** Start of Listed entries **

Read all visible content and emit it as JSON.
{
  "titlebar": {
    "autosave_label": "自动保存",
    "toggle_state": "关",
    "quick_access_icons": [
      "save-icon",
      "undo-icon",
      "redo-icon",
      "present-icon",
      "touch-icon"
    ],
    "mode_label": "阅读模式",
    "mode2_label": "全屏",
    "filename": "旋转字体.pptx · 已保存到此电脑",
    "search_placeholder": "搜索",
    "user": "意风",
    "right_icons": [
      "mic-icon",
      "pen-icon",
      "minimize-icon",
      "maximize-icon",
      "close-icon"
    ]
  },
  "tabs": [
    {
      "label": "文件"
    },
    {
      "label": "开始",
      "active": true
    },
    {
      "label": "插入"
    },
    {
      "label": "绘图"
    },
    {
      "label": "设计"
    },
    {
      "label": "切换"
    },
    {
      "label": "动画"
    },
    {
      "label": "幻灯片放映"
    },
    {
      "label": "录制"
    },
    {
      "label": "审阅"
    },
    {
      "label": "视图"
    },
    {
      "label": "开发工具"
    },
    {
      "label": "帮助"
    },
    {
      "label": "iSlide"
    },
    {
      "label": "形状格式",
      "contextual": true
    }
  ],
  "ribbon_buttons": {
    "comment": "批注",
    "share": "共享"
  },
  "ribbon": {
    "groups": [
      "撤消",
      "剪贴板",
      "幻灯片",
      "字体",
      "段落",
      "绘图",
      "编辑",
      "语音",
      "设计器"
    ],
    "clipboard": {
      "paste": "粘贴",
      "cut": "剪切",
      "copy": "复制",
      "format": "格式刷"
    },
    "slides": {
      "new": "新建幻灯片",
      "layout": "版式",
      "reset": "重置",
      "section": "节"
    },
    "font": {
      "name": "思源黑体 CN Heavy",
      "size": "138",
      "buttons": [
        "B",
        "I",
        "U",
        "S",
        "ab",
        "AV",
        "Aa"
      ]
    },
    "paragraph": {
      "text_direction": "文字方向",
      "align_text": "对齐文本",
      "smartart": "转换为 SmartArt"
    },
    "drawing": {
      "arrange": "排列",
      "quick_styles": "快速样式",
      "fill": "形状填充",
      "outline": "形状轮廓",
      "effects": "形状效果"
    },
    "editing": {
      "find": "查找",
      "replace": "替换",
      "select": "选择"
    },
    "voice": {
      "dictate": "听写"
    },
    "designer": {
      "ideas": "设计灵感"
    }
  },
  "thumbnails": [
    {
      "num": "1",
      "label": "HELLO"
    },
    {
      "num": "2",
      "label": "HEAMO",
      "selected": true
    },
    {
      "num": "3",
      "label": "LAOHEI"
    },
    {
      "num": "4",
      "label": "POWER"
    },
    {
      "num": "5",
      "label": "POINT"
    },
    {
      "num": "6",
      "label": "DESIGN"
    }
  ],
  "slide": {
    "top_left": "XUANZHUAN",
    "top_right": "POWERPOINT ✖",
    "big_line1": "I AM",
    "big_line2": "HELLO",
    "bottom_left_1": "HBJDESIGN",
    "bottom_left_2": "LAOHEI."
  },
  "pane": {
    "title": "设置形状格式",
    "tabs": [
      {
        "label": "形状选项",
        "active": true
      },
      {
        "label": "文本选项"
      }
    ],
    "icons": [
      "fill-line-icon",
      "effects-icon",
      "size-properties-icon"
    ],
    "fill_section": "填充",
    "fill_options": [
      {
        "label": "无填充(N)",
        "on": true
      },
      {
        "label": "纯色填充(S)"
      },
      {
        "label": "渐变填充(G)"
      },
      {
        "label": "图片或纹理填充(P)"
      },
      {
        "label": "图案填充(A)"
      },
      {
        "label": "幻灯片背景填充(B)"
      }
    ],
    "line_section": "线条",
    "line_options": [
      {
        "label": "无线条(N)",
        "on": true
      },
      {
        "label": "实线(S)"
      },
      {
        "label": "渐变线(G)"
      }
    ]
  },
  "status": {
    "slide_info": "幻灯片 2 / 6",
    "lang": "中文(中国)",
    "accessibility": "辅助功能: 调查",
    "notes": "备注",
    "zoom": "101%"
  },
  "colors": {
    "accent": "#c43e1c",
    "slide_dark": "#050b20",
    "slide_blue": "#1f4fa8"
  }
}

** End of Listed entries **

Work required:
Copy all data exactly, start to finish.

Written response:
Read all visible content and emit it as JSON.
{
  "titlebar": {
    "autosave_label": "自动保存",
    "toggle_state": "关",
    "quick_access_icons": [
      "save-icon",
      "undo-icon",
      "redo-icon",
      "present-icon",
      "touch-icon"
    ],
    "mode_label": "阅读模式",
    "mode2_label": "全屏",
    "filename": "旋转字体.pptx · 已保存到此电脑",
    "search_placeholder": "搜索",
    "user": "意风",
    "right_icons": [
      "mic-icon",
      "pen-icon",
      "minimize-icon",
      "maximize-icon",
      "close-icon"
    ]
  },
  "tabs": [
    {
      "label": "文件"
    },
    {
      "label": "开始",
      "active": true
    },
    {
      "label": "插入"
    },
    {
      "label": "绘图"
    },
    {
      "label": "设计"
    },
    {
      "label": "切换"
    },
    {
      "label": "动画"
    },
    {
      "label": "幻灯片放映"
    },
    {
      "label": "录制"
    },
    {
      "label": "审阅"
    },
    {
      "label": "视图"
    },
    {
      "label": "开发工具"
    },
    {
      "label": "帮助"
    },
    {
      "label": "iSlide"
    },
    {
      "label": "形状格式",
      "contextual": true
    }
  ],
  "ribbon_buttons": {
    "comment": "批注",
    "share": "共享"
  },
  "ribbon": {
    "groups": [
      "撤消",
      "剪贴板",
      "幻灯片",
      "字体",
      "段落",
      "绘图",
      "编辑",
      "语音",
      "设计器"
    ],
    "clipboard": {
      "paste": "粘贴",
      "cut": "剪切",
      "copy": "复制",
      "format": "格式刷"
    },
    "slides": {
      "new": "新建幻灯片",
      "layout": "版式",
      "reset": "重置",
      "section": "节"
    },
    "font": {
      "name": "思源黑体 CN Heavy",
      "size": "138",
      "buttons": [
        "B",
        "I",
        "U",
        "S",
        "ab",
        "AV",
        "Aa"
      ]
    },
    "paragraph": {
      "text_direction": "文字方向",
      "align_text": "对齐文本",
      "smartart": "转换为 SmartArt"
    },
    "drawing": {
      "arrange": "排列",
      "quick_styles": "快速样式",
      "fill": "形状填充",
      "outline": "形状轮廓",
      "effects": "形状效果"
    },
    "editing": {
      "find": "查找",
      "replace": "替换",
      "select": "选择"
    },
    "voice": {
      "dictate": "听写"
    },
    "designer": {
      "ideas": "设计灵感"
    }
  },
  "thumbnails": [
    {
      "num": "1",
      "label": "HELLO"
    },
    {
      "num": "2",
      "label": "HEAMO",
      "selected": true
    },
    {
      "num": "3",
      "label": "LAOHEI"
    },
    {
      "num": "4",
      "label": "POWER"
    },
    {
      "num": "5",
      "label": "POINT"
    },
    {
      "num": "6",
      "label": "DESIGN"
    }
  ],
  "slide": {
    "top_left": "XUANZHUAN",
    "top_right": "POWERPOINT ✖",
    "big_line1": "I AM",
    "big_line2": "HELLO",
    "bottom_left_1": "HBJDESIGN",
    "bottom_left_2": "LAOHEI."
  },
  "pane": {
    "title": "设置形状格式",
    "tabs": [
      {
        "label": "形状选项",
        "active": true
      },
      {
        "label": "文本选项"
      }
    ],
    "icons": [
      "fill-line-icon",
      "effects-icon",
      "size-properties-icon"
    ],
    "fill_section": "填充",
    "fill_options": [
      {
        "label": "无填充(N)",
        "on": true
      },
      {
        "label": "纯色填充(S)"
      },
      {
        "label": "渐变填充(G)"
      },
      {
        "label": "图片或纹理填充(P)"
      },
      {
        "label": "图案填充(A)"
      },
      {
        "label": "幻灯片背景填充(B)"
      }
    ],
    "line_section": "线条",
    "line_options": [
      {
        "label": "无线条(N)",
        "on": true
      },
      {
        "label": "实线(S)"
      },
      {
        "label": "渐变线(G)"
      }
    ]
  },
  "status": {
    "slide_info": "幻灯片 2 / 6",
    "lang": "中文(中国)",
    "accessibility": "辅助功能: 调查",
    "notes": "备注",
    "zoom": "101%"
  },
  "colors": {
    "accent": "#c43e1c",
    "slide_dark": "#050b20",
    "slide_blue": "#1f4fa8"
  }
}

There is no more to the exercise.